-- DATASET RECORDS --
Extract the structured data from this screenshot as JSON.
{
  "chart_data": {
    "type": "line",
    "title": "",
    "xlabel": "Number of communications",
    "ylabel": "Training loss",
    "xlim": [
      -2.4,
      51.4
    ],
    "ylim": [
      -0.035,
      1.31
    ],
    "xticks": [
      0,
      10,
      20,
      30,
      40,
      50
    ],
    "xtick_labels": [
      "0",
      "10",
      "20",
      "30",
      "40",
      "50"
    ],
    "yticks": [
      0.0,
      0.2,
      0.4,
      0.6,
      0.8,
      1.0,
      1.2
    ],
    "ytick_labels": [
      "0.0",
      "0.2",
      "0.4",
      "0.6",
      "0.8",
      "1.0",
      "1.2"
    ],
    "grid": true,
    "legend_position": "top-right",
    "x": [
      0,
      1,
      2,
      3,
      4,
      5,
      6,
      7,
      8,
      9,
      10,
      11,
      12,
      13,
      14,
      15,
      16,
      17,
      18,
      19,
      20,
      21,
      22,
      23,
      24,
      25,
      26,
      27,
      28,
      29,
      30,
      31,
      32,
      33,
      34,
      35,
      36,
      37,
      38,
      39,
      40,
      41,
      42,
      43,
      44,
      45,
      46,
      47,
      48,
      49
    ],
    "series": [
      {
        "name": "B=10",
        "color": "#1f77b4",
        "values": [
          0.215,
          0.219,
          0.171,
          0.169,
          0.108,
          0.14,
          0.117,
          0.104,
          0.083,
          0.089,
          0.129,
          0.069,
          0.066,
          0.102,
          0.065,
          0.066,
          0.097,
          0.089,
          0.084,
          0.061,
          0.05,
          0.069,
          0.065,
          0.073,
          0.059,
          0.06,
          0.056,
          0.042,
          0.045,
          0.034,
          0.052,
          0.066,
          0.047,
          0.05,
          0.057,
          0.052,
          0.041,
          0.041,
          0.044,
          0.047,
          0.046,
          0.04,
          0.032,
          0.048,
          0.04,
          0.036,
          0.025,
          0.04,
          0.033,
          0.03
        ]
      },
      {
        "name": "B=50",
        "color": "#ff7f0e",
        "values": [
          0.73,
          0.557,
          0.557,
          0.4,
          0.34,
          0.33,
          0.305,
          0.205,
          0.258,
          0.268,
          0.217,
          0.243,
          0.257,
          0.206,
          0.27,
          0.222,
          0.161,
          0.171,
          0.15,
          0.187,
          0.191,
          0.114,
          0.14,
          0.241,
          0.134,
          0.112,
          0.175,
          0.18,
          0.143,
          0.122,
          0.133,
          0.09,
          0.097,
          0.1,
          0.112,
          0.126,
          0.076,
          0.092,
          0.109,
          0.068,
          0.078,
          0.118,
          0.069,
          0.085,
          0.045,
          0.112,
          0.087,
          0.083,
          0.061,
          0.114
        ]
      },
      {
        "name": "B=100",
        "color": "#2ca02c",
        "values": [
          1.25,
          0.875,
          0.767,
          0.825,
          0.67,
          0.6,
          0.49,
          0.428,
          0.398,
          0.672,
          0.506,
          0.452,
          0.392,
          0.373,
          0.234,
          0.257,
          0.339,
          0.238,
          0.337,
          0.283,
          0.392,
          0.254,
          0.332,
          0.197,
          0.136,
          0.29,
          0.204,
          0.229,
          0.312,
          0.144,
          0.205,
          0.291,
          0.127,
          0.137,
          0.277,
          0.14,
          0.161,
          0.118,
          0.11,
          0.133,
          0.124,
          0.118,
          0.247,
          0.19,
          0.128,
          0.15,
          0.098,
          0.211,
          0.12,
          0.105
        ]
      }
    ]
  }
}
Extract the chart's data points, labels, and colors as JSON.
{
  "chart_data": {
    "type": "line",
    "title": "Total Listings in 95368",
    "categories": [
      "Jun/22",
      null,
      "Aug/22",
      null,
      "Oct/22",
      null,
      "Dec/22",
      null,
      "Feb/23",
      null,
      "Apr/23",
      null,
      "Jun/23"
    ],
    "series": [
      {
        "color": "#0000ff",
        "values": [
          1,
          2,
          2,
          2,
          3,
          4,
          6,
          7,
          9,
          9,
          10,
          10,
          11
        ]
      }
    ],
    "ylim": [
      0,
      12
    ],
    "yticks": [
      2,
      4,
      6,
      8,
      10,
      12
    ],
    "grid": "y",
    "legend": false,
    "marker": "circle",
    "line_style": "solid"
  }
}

-- WHAT TO PRODUCE --
Write out each line of the data above again, exactly as given.

-- FINAL RESULT --
Extract the structured data from this screenshot as JSON.
{
  "chart_data": {
    "type": "line",
    "title": "",
    "xlabel": "Number of communications",
    "ylabel": "Training loss",
    "xlim": [
      -2.4,
      51.4
    ],
    "ylim": [
      -0.035,
      1.31
    ],
    "xticks": [
      0,
      10,
      20,
      30,
      40,
      50
    ],
    "xtick_labels": [
      "0",
      "10",
      "20",
      "30",
      "40",
      "50"
    ],
    "yticks": [
      0.0,
      0.2,
      0.4,
      0.6,
      0.8,
      1.0,
      1.2
    ],
    "ytick_labels": [
      "0.0",
      "0.2",
      "0.4",
      "0.6",
      "0.8",
      "1.0",
      "1.2"
    ],
    "grid": true,
    "legend_position": "top-right",
    "x": [
      0,
      1,
      2,
      3,
      4,
      5,
      6,
      7,
      8,
      9,
      10,
      11,
      12,
      13,
      14,
      15,
      16,
      17,
      18,
      19,
      20,
      21,
      22,
      23,
      24,
      25,
      26,
      27,
      28,
      29,
      30,
      31,
      32,
      33,
      34,
      35,
      36,
      37,
      38,
      39,
      40,
      41,
      42,
      43,
      44,
      45,
      46,
      47,
      48,
      49
    ],
    "series": [
      {
        "name": "B=10",
        "color": "#1f77b4",
        "values": [
          0.215,
          0.219,
          0.171,
          0.169,
          0.108,
          0.14,
          0.117,
          0.104,
          0.083,
          0.089,
          0.129,
          0.069,
          0.066,
          0.102,
          0.065,
          0.066,
          0.097,
          0.089,
          0.084,
          0.061,
          0.05,
          0.069,
          0.065,
          0.073,
          0.059,
          0.06,
          0.056,
          0.042,
          0.045,
          0.034,
          0.052,
          0.066,
          0.047,
          0.05,
          0.057,
          0.052,
          0.041,
          0.041,
          0.044,
          0.047,
          0.046,
          0.04,
          0.032,
          0.048,
          0.04,
          0.036,
          0.025,
          0.04,
          0.033,
          0.03
        ]
      },
      {
        "name": "B=50",
        "color": "#ff7f0e",
        "values": [
          0.73,
          0.557,
          0.557,
          0.4,
          0.34,
          0.33,
          0.305,
          0.205,
          0.258,
          0.268,
          0.217,
          0.243,
          0.257,
          0.206,
          0.27,
          0.222,
          0.161,
          0.171,
          0.15,
          0.187,
          0.191,
          0.114,
          0.14,
          0.241,
          0.134,
          0.112,
          0.175,
          0.18,
          0.143,
          0.122,
          0.133,
          0.09,
          0.097,
          0.1,
          0.112,
          0.126,
          0.076,
          0.092,
          0.109,
          0.068,
          0.078,
          0.118,
          0.069,
          0.085,
          0.045,
          0.112,
          0.087,
          0.083,
          0.061,
          0.114
        ]
      },
      {
        "name": "B=100",
        "color": "#2ca02c",
        "values": [
          1.25,
          0.875,
          0.767,
          0.825,
          0.67,
          0.6,
          0.49,
          0.428,
          0.398,
          0.672,
          0.506,
          0.452,
          0.392,
          0.373,
          0.234,
          0.257,
          0.339,
          0.238,
          0.337,
          0.283,
          0.392,
          0.254,
          0.332,
          0.197,
          0.136,
          0.29,
          0.204,
          0.229,
          0.312,
          0.144,
          0.205,
          0.291,
          0.127,
          0.137,
          0.277,
          0.14,
          0.161,
          0.118,
          0.11,
          0.133,
          0.124,
          0.118,
          0.247,
          0.19,
          0.128,
          0.15,
          0.098,
          0.211,
          0.12,
          0.105
        ]
      }
    ]
  }
}
Extract the chart's data points, labels, and colors as JSON.
{
  "chart_data": {
    "type": "line",
    "title": "Total Listings in 95368",
    "categories": [
      "Jun/22",
      null,
      "Aug/22",
      null,
      "Oct/22",
      null,
      "Dec/22",
      null,
      "Feb/23",
      null,
      "Apr/23",
      null,
      "Jun/23"
    ],
    "series": [
      {
        "color": "#0000ff",
        "values": [
          1,
          2,
          2,
          2,
          3,
          4,
          6,
          7,
          9,
          9,
          10,
          10,
          11
        ]
      }
    ],
    "ylim": [
      0,
      12
    ],
    "yticks": [
      2,
      4,
      6,
      8,
      10,
      12
    ],
    "grid": "y",
    "legend": false,
    "marker": "circle",
    "line_style": "solid"
  }
}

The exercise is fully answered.